====== RAW RECORDS

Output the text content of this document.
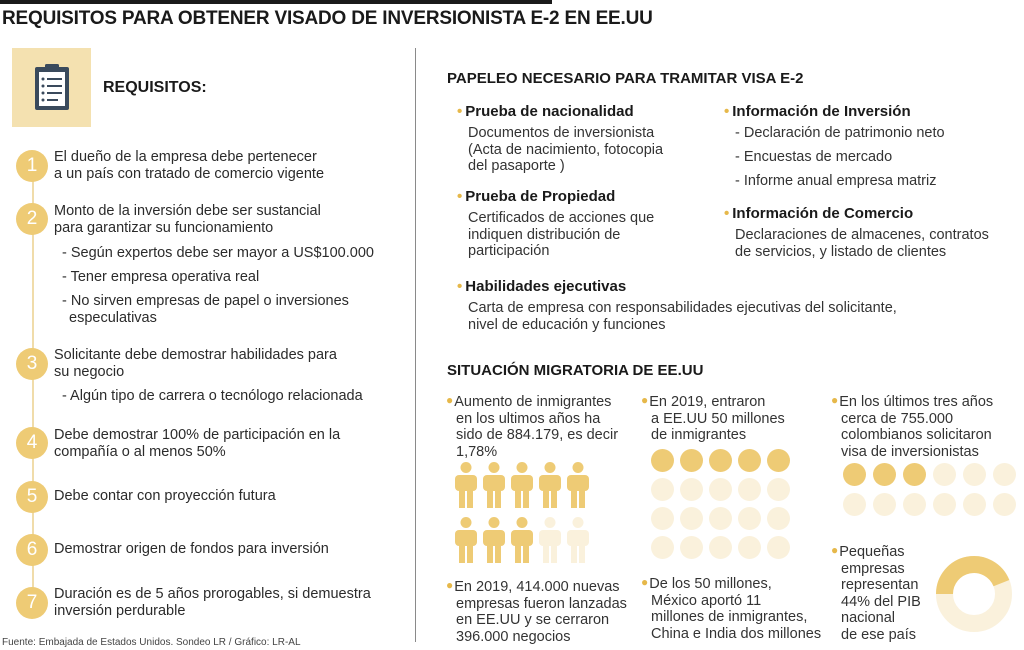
REQUISITOS PARA OBTENER VISADO DE INVERSIONISTA E-2 EN EE.UU
REQUISITOS:
1	El dueño de la empresa debe pertenecer
a un país con tratado de comercio vigente
2	Monto de la inversión debe ser sustancial
para garantizar su funcionamiento
- Según expertos debe ser mayor a US$100.000
- Tener empresa operativa real
- No sirven empresas de papel o inversiones
especulativas
3	Solicitante debe demostrar habilidades para
su negocio
- Algún tipo de carrera o tecnólogo relacionada
4	Debe demostrar 100% de participación en la
compañía o al menos 50%
5	Debe contar con proyección futura
6	Demostrar origen de fondos para inversión
7	Duración es de 5 años prorogables, si demuestra
inversión perdurable
Fuente: Embajada de Estados Unidos. Sondeo LR / Gráfico: LR-AL
PAPELEO NECESARIO PARA TRAMITAR VISA E-2
• Prueba de nacionalidad
Documentos de inversionista
(Acta de nacimiento, fotocopia
del pasaporte )
• Prueba de Propiedad
Certificados de acciones que
indiquen distribución de
participación
• Información de Inversión
- Declaración de patrimonio neto
- Encuestas de mercado
- Informe anual empresa matriz
• Información de Comercio
Declaraciones de almacenes, contratos
de servicios, y listado de clientes
• Habilidades ejecutivas
Carta de empresa con responsabilidades ejecutivas del solicitante,
nivel de educación y funciones
SITUACIÓN MIGRATORIA DE EE.UU
●Aumento de inmigrantes
en los ultimos años ha
sido de 884.179, es decir
1,78%
●En 2019, entraron
a EE.UU 50 millones
de inmigrantes
●En los últimos tres años
cerca de 755.000
colombianos solicitaron
visa de inversionistas
●En 2019, 414.000 nuevas
empresas fueron lanzadas
en EE.UU y se cerraron
396.000 negocios
●De los 50 millones,
México aportó 11
millones de inmigrantes,
China e India dos millones
●Pequeñas
empresas
representan
44% del PIB
nacional
de ese país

============

**REQUEST:** Retype all of the entries exactly as written, leaving out any images.

**FULL RESPONSE:**
Output the text content of this document.
REQUISITOS PARA OBTENER VISADO DE INVERSIONISTA E-2 EN EE.UU
REQUISITOS:
1	El dueño de la empresa debe pertenecer
a un país con tratado de comercio vigente
2	Monto de la inversión debe ser sustancial
para garantizar su funcionamiento
- Según expertos debe ser mayor a US$100.000
- Tener empresa operativa real
- No sirven empresas de papel o inversiones
especulativas
3	Solicitante debe demostrar habilidades para
su negocio
- Algún tipo de carrera o tecnólogo relacionada
4	Debe demostrar 100% de participación en la
compañía o al menos 50%
5	Debe contar con proyección futura
6	Demostrar origen de fondos para inversión
7	Duración es de 5 años prorogables, si demuestra
inversión perdurable
Fuente: Embajada de Estados Unidos. Sondeo LR / Gráfico: LR-AL
PAPELEO NECESARIO PARA TRAMITAR VISA E-2
• Prueba de nacionalidad
Documentos de inversionista
(Acta de nacimiento, fotocopia
del pasaporte )
• Prueba de Propiedad
Certificados de acciones que
indiquen distribución de
participación
• Información de Inversión
- Declaración de patrimonio neto
- Encuestas de mercado
- Informe anual empresa matriz
• Información de Comercio
Declaraciones de almacenes, contratos
de servicios, y listado de clientes
• Habilidades ejecutivas
Carta de empresa con responsabilidades ejecutivas del solicitante,
nivel de educación y funciones
SITUACIÓN MIGRATORIA DE EE.UU
●Aumento de inmigrantes
en los ultimos años ha
sido de 884.179, es decir
1,78%
●En 2019, entraron
a EE.UU 50 millones
de inmigrantes
●En los últimos tres años
cerca de 755.000
colombianos solicitaron
visa de inversionistas
●En 2019, 414.000 nuevas
empresas fueron lanzadas
en EE.UU y se cerraron
396.000 negocios
●De los 50 millones,
México aportó 11
millones de inmigrantes,
China e India dos millones
●Pequeñas
empresas
representan
44% del PIB
nacional
de ese país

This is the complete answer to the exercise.